From the listing below, pull out all lines with "shall" in them.

Dataset records:

########

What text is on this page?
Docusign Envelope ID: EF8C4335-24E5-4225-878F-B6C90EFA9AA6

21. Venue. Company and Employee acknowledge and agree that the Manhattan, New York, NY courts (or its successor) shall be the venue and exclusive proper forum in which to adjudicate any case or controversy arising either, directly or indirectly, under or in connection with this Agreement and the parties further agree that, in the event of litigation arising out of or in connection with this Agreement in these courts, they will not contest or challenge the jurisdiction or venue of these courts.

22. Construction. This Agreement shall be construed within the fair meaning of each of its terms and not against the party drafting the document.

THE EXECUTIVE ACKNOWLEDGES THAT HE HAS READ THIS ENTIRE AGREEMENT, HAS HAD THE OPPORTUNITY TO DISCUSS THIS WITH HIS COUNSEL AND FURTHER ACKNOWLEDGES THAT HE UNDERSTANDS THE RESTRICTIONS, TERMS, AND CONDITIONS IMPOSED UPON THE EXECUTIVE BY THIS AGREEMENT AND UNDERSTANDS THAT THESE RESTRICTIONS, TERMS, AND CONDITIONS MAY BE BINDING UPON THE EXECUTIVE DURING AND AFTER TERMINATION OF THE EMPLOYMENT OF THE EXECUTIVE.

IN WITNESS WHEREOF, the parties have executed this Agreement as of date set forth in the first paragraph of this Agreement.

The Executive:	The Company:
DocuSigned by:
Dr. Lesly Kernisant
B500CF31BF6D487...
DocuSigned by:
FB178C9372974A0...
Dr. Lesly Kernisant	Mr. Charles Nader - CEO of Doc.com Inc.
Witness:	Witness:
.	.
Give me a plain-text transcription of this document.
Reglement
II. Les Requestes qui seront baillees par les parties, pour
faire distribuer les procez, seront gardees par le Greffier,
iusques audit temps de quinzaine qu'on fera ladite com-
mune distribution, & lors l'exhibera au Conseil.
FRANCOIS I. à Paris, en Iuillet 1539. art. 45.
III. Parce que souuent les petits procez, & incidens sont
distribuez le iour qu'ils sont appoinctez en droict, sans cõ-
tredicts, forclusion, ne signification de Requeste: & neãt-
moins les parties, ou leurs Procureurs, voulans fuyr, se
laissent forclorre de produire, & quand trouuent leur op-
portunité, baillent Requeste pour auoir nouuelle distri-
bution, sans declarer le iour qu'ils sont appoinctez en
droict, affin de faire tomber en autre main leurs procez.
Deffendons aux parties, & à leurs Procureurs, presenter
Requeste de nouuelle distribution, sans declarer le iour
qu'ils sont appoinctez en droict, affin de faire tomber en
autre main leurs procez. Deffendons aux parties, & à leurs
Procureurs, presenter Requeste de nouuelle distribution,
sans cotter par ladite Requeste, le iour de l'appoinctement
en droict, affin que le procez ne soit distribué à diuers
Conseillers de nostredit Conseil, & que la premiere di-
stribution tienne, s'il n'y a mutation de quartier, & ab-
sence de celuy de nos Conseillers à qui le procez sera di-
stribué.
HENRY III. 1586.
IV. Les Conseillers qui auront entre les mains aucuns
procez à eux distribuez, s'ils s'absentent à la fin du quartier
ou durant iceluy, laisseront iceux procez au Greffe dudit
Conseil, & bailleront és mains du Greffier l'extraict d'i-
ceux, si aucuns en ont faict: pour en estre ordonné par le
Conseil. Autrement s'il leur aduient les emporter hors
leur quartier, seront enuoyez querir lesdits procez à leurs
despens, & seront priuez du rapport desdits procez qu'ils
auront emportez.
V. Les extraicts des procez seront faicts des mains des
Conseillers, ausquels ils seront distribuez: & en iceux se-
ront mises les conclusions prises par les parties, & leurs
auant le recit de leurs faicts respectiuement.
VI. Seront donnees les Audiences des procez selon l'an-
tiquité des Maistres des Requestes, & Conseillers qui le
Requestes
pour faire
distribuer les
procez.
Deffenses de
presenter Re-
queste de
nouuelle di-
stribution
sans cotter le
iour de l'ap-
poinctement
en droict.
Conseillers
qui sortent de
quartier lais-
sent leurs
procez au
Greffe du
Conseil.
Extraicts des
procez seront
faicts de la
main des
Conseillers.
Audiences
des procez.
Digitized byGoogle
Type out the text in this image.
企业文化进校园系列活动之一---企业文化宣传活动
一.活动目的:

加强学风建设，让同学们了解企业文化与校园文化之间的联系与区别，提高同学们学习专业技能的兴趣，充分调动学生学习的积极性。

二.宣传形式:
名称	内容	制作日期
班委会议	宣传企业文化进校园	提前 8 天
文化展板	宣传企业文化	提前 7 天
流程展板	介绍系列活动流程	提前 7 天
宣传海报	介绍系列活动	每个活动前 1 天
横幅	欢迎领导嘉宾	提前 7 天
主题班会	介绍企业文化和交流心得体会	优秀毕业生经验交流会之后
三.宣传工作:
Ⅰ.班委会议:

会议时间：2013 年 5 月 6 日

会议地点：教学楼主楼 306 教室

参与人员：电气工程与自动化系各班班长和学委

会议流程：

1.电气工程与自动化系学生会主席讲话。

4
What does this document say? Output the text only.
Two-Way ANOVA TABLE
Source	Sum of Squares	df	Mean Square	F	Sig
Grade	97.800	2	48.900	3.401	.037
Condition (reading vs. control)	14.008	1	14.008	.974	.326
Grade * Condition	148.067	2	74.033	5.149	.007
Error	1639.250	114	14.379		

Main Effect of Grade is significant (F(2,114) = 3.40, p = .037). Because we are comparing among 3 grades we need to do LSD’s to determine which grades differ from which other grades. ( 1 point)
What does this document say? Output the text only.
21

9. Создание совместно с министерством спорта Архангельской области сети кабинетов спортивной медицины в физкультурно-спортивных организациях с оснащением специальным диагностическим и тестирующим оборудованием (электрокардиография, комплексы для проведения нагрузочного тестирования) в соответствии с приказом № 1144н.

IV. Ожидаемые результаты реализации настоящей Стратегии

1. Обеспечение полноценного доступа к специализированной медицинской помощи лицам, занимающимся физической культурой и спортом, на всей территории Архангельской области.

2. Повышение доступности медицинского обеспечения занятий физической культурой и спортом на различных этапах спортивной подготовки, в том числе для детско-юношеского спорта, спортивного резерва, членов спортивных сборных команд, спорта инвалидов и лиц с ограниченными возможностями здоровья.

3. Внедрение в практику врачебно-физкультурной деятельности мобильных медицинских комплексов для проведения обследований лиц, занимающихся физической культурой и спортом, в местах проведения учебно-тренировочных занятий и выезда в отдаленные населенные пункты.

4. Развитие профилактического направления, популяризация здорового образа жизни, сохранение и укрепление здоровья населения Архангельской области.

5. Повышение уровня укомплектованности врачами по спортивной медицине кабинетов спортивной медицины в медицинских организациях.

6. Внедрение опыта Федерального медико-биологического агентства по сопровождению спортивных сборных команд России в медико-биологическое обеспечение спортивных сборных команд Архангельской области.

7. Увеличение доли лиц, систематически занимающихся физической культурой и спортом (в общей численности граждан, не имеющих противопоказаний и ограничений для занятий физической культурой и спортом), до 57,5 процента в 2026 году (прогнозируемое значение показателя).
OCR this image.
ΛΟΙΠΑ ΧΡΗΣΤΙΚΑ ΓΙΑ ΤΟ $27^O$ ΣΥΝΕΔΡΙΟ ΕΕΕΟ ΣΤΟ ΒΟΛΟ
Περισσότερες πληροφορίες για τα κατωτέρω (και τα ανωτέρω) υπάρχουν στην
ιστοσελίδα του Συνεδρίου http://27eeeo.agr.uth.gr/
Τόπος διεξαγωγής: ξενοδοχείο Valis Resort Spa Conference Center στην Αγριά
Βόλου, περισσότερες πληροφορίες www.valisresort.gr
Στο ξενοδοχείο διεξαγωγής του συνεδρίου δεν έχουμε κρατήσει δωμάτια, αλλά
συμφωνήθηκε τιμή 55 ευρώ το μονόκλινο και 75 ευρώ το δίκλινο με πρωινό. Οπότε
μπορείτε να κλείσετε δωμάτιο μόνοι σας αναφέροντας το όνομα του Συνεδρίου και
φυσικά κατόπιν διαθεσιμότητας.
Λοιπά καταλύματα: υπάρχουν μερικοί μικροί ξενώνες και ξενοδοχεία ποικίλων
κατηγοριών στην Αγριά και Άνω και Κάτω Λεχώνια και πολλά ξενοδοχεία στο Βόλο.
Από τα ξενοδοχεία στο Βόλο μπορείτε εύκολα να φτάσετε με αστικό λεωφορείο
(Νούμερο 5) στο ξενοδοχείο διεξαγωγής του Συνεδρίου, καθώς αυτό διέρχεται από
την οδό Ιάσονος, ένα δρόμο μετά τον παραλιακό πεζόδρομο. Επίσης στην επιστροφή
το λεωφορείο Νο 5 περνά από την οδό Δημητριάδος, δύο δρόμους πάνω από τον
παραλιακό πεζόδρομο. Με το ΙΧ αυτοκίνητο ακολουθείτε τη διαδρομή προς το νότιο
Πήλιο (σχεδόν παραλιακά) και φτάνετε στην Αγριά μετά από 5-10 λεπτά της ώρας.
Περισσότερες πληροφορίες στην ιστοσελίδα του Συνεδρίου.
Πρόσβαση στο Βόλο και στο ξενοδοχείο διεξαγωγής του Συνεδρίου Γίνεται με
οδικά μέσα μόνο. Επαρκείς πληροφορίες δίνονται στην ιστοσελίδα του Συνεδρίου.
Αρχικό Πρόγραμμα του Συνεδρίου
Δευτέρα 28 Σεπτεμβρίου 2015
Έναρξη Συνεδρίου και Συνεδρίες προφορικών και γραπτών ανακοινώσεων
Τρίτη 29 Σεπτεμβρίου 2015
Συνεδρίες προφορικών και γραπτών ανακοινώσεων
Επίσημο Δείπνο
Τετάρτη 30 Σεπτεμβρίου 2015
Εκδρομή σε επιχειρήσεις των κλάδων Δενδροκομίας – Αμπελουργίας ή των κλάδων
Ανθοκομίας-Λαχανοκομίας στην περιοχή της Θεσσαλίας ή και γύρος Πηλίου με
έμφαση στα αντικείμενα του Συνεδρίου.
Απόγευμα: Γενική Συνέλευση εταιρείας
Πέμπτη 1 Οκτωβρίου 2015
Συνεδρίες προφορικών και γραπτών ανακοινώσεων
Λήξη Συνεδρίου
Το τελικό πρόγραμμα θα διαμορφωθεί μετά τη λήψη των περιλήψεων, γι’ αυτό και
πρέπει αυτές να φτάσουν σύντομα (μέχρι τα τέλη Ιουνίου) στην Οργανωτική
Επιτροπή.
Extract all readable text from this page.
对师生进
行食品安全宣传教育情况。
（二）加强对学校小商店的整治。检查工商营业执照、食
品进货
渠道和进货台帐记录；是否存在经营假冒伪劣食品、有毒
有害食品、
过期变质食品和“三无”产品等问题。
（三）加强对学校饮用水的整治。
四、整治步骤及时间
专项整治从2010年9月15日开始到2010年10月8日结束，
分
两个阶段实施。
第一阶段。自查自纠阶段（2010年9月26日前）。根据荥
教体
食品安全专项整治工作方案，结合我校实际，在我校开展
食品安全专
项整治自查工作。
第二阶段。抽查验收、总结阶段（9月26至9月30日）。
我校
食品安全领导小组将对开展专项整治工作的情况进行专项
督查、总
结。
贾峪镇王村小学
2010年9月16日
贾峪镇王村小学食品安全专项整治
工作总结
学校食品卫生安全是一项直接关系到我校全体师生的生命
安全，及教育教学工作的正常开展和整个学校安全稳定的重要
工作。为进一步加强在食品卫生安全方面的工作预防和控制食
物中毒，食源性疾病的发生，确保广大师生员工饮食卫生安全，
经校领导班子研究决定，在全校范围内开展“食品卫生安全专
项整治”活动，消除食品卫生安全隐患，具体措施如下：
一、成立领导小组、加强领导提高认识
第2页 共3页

########

Answer to this task:
21. Venue. Company and Employee acknowledge and agree that the Manhattan, New York, NY courts (or its successor) shall be the venue and exclusive proper forum in which to adjudicate any case or controversy arising either, directly or indirectly, under or in connection with this Agreement and the parties further agree that, in the event of litigation arising out of or in connection with this Agreement in these courts, they will not contest or challenge the jurisdiction or venue of these courts.
22. Construction. This Agreement shall be construed within the fair meaning of each of its terms and not against the party drafting the document.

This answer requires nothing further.